(begin)

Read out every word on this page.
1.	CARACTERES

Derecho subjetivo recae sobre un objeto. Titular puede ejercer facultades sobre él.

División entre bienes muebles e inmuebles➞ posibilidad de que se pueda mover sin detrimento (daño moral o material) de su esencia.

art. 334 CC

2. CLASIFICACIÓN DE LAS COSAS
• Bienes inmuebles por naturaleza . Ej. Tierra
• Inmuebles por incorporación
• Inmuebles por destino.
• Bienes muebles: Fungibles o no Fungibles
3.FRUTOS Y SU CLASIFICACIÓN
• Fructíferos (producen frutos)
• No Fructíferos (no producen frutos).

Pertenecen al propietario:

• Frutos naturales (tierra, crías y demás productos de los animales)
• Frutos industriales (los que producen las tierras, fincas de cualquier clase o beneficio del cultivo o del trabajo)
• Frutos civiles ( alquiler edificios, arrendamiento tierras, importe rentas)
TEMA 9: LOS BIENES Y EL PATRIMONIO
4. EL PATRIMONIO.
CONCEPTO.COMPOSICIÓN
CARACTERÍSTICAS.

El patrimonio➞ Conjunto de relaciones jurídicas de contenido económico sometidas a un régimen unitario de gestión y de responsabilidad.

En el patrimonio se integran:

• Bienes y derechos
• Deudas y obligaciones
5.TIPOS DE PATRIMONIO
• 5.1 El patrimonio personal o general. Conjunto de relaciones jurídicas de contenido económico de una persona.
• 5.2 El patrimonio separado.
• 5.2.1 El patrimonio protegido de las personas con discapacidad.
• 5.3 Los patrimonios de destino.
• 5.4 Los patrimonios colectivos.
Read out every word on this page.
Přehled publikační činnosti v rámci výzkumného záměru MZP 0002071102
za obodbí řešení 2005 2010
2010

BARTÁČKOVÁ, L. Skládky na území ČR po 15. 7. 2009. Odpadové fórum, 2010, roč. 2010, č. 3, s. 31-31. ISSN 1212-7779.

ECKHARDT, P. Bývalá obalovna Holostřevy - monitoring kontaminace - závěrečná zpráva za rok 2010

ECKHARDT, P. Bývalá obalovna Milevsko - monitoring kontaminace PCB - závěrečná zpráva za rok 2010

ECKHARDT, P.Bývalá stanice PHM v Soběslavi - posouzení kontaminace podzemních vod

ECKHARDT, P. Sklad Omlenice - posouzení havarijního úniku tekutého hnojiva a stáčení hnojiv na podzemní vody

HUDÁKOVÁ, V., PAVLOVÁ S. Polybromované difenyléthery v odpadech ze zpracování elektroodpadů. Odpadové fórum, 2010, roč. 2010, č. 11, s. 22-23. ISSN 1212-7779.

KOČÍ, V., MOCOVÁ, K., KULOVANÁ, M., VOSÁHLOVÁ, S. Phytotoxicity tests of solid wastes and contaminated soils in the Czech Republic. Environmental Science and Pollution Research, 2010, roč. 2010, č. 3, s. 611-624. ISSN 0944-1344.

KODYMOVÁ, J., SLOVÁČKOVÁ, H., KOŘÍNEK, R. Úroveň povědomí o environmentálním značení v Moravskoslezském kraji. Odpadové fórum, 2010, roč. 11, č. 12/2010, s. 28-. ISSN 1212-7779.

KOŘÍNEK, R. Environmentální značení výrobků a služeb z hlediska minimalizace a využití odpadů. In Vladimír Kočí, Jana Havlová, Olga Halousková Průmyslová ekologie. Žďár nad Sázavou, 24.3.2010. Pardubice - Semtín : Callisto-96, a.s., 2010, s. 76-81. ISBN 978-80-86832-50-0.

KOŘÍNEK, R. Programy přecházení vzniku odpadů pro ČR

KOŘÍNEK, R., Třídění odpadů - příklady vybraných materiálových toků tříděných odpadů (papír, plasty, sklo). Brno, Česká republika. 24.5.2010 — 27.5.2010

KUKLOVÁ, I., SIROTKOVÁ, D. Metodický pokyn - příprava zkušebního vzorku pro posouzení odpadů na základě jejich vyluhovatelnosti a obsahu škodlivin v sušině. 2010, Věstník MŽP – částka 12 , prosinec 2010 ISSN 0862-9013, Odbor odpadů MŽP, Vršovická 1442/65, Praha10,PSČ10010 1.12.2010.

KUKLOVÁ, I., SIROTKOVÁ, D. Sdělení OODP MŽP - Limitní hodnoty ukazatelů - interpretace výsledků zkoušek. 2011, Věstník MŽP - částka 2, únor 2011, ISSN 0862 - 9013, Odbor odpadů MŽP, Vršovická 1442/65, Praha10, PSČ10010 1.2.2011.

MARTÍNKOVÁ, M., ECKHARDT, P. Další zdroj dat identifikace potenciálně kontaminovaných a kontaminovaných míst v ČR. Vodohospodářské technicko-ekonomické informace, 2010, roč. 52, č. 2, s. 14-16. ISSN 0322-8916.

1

(end)

**TASK BRIEF**. Work out how many lines in the records above contain the word "částka", and give only that number.

**FULL SOLUTION**. 2